▸ **REQUIREMENTS**:
Determine the number of lines in the listing below where the string "Fibrinolysin" occurs; answer with the number alone.

▸ **SUPPLIED RECORDS**:
%%

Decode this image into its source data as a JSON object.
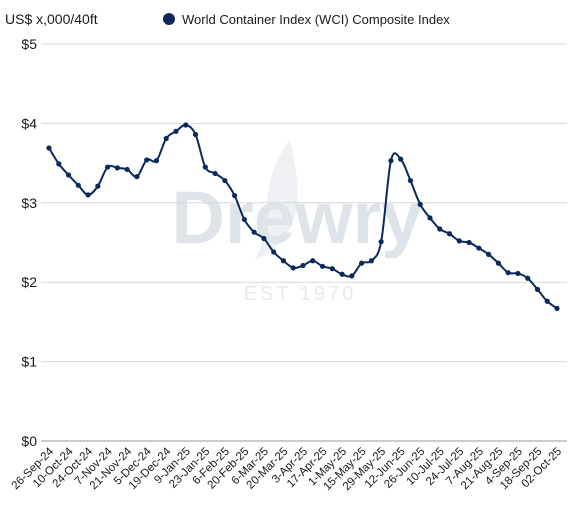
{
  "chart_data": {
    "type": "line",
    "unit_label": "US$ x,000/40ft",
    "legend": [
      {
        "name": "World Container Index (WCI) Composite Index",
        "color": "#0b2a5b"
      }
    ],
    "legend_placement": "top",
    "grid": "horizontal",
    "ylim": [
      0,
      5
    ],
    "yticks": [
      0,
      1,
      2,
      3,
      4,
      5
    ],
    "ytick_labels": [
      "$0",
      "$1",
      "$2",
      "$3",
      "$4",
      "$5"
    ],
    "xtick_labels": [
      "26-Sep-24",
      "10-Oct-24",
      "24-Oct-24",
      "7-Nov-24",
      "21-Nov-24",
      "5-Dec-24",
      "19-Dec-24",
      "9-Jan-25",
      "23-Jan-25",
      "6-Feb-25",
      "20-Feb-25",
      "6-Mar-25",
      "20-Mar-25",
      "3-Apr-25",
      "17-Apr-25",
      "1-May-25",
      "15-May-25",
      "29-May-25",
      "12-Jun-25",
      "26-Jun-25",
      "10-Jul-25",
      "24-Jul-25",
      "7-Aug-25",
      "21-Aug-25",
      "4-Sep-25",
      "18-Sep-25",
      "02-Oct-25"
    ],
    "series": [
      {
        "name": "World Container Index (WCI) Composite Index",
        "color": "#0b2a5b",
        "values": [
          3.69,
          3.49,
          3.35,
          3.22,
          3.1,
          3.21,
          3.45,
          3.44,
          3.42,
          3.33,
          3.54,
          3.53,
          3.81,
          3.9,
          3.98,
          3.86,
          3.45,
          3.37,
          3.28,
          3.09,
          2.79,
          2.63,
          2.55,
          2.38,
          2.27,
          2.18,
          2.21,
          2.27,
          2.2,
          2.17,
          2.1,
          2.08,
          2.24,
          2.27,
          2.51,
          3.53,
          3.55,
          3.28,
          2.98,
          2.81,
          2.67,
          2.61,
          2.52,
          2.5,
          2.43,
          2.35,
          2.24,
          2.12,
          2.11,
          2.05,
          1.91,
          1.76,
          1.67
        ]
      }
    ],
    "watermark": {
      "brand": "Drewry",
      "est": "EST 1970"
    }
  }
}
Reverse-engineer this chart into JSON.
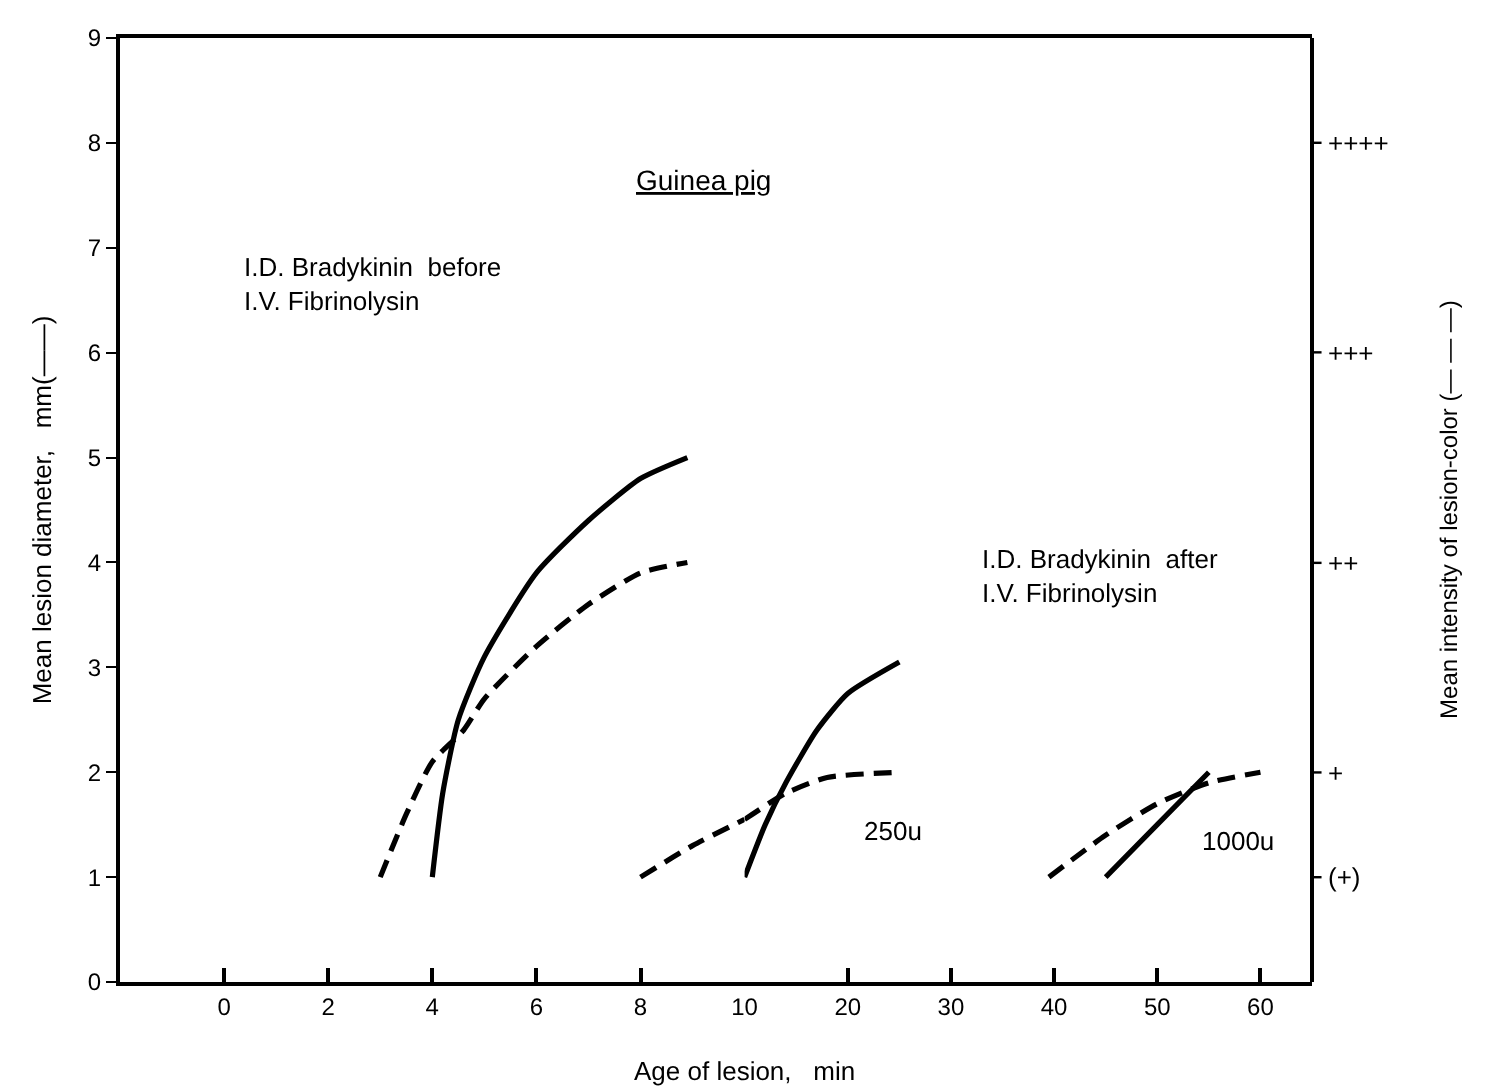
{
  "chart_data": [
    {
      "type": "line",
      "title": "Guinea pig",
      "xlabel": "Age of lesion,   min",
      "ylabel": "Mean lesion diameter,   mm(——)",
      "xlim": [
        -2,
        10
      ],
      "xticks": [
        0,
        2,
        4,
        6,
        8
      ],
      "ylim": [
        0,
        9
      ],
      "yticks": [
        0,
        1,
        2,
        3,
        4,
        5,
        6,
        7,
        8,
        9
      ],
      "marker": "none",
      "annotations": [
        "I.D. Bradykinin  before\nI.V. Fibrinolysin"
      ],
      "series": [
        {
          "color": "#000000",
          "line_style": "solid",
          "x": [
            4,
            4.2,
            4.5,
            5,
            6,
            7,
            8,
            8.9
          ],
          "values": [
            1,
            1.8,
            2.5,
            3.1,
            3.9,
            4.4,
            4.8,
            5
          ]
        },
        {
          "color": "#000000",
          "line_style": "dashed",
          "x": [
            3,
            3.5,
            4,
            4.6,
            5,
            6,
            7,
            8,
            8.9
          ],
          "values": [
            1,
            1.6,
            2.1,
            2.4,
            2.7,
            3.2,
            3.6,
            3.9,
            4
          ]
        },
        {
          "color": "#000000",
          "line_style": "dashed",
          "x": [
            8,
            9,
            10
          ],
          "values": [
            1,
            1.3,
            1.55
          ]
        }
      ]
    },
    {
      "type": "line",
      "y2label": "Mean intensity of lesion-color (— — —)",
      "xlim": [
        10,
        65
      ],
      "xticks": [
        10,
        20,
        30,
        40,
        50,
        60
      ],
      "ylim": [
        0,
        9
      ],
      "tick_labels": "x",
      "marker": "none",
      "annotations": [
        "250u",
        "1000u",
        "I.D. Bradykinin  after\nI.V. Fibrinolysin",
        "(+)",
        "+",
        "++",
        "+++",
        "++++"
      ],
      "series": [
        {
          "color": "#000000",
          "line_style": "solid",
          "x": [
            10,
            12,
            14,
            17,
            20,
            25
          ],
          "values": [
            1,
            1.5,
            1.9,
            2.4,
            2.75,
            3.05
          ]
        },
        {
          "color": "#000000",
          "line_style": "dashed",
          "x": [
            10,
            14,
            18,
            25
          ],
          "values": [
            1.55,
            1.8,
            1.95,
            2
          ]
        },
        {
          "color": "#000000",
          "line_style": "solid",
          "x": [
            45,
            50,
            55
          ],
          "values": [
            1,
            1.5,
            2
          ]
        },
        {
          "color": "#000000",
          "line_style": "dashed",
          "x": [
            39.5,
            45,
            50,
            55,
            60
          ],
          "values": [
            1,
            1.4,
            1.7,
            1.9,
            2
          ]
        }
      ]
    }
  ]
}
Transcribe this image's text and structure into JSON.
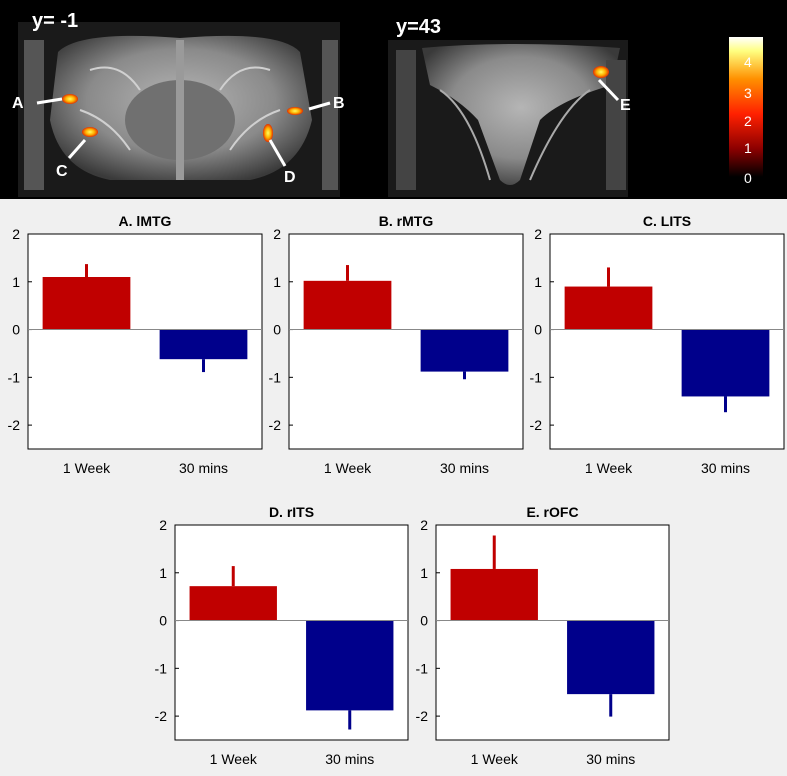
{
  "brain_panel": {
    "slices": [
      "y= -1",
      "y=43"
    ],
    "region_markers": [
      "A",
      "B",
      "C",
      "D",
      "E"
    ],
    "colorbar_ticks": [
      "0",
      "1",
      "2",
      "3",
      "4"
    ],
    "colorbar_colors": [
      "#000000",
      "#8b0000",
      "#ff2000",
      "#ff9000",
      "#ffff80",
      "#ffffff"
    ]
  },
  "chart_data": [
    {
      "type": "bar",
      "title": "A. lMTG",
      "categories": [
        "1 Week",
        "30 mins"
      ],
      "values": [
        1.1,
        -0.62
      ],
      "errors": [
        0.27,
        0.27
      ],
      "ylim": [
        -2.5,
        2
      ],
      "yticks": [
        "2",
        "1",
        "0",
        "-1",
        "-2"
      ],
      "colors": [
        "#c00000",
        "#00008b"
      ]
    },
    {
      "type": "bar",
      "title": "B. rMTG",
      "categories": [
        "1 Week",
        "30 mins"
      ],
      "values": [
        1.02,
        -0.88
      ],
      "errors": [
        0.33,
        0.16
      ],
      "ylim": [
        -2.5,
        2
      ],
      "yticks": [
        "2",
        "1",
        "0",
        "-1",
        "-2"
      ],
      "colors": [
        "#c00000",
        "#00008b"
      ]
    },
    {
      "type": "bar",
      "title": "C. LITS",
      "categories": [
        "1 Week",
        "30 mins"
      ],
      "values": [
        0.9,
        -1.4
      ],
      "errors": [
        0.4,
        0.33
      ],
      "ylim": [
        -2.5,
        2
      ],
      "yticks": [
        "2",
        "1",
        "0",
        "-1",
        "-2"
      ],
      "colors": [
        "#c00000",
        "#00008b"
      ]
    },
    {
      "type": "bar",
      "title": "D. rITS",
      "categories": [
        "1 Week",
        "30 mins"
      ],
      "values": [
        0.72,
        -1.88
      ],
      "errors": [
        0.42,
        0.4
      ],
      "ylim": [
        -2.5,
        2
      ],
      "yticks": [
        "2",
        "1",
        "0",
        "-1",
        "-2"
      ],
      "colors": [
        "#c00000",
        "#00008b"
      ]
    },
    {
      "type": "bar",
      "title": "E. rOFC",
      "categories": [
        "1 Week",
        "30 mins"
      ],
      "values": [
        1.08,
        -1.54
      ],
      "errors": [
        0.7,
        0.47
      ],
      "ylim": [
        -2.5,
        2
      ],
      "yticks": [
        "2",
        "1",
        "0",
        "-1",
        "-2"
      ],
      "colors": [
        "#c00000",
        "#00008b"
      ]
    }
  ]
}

%%

▸ **ANSWER FOR THIS EXERCISE**:
2